TASK GOAL -
Which lines below hold the word "calibre"? Report each one.

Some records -
*****
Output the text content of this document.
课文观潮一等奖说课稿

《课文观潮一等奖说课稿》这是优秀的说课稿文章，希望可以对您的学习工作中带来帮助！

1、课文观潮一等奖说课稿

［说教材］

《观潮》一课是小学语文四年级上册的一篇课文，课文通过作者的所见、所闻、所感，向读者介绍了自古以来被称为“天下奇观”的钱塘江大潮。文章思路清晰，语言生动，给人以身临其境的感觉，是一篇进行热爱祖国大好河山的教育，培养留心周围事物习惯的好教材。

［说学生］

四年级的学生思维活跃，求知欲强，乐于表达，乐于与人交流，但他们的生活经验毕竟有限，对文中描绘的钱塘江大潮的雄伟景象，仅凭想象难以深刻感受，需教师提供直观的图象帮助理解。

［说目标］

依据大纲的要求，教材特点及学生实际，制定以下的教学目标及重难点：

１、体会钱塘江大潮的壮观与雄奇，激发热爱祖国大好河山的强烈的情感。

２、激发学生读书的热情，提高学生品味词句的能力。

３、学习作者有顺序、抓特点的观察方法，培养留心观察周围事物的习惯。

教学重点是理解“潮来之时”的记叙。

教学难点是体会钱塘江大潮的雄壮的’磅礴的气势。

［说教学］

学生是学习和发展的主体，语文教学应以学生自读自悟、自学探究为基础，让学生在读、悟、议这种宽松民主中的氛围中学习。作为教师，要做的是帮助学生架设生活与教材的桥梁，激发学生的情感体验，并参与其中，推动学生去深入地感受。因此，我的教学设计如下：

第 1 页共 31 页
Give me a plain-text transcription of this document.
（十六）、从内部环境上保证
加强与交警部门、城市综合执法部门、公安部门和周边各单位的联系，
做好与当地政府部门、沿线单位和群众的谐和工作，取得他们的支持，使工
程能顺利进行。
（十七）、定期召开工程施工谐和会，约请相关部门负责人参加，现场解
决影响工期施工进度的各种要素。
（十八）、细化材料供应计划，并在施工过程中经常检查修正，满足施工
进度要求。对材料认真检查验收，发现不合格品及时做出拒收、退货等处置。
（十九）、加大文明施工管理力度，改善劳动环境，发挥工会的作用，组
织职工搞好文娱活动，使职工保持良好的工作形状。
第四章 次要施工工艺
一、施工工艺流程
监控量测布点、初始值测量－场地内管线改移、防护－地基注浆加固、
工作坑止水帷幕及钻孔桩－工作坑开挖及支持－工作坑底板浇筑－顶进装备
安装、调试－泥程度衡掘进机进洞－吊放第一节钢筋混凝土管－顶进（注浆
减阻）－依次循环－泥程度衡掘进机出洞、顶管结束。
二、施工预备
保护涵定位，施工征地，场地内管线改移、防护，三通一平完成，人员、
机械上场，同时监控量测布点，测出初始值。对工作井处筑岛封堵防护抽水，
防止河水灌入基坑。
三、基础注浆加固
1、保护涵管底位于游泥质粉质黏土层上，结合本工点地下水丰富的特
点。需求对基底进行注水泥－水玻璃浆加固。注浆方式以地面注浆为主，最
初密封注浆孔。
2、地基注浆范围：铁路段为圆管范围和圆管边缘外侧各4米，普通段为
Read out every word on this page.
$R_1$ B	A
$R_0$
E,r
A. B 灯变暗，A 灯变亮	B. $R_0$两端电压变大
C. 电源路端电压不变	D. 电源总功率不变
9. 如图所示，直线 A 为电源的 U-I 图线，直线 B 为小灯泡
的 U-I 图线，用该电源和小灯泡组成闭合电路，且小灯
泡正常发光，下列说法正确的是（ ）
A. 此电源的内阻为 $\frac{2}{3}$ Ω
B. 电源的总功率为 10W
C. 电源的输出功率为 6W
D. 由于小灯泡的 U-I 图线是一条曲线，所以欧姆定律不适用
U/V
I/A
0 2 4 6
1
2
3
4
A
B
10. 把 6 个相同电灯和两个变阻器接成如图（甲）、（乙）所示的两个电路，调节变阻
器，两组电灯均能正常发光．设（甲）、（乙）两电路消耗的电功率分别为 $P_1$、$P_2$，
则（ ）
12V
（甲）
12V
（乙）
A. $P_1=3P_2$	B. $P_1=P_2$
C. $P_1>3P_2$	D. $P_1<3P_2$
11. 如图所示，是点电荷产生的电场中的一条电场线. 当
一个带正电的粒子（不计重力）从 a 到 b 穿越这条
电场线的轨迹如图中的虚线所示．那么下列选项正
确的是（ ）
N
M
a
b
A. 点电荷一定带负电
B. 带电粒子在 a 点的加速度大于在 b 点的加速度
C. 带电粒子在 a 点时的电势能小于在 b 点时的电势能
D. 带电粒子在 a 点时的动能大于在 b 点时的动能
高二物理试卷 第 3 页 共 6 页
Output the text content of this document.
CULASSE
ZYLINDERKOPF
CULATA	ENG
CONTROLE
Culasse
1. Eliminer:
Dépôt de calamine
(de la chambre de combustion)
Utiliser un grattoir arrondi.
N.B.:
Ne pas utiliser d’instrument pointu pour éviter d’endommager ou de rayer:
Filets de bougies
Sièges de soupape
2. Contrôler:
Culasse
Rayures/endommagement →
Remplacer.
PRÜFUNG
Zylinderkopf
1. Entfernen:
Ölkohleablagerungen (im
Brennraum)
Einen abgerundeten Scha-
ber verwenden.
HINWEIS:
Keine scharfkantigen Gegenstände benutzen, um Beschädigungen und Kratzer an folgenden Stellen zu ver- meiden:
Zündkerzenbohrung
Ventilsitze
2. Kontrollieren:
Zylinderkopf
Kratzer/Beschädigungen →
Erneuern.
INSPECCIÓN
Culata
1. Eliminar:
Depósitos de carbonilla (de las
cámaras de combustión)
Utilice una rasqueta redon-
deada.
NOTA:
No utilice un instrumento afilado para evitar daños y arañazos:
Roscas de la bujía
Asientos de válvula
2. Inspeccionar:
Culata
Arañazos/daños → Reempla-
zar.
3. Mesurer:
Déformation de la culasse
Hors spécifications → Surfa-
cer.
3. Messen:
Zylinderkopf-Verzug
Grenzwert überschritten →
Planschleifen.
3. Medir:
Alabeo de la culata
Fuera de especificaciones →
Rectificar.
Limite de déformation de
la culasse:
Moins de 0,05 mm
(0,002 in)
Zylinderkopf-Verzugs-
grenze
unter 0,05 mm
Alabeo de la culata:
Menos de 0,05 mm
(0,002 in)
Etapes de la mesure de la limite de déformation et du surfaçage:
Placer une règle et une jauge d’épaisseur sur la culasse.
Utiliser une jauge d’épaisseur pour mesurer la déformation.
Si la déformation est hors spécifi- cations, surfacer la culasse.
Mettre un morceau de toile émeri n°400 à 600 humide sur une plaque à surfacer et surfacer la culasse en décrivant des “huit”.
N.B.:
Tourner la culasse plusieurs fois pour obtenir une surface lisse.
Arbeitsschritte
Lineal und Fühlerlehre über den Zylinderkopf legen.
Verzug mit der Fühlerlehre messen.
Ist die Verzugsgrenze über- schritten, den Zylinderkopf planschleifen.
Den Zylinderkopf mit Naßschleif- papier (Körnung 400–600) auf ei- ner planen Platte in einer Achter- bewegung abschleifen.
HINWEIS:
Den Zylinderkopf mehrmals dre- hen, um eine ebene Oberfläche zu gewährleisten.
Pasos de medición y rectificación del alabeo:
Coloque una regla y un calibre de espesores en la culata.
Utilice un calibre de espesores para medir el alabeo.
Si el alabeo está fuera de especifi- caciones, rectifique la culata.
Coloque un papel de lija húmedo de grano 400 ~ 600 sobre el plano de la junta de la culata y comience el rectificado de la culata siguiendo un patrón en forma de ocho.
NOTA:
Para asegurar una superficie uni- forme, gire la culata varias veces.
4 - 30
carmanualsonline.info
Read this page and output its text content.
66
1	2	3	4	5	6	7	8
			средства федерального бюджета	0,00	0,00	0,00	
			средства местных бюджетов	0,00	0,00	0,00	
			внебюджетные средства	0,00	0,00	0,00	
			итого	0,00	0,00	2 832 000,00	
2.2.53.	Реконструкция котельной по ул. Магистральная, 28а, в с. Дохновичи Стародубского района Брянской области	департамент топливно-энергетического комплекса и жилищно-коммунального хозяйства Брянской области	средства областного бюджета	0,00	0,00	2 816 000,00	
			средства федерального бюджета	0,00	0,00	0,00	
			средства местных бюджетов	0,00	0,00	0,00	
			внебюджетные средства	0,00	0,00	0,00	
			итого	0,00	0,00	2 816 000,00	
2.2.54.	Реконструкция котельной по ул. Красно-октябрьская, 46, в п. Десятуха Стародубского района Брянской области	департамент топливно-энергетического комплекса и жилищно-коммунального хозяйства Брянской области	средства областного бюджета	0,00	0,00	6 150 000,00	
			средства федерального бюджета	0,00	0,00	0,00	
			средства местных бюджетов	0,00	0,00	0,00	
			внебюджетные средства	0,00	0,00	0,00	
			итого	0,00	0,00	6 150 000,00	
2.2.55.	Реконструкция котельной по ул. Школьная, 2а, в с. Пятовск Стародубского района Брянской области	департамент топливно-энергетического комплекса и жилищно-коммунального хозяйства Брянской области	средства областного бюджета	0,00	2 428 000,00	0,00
*****
THE RESPONSE -
Coloque una regla y un calibre de espesores en la culata.
Utilice un calibre de espesores para medir el alabeo.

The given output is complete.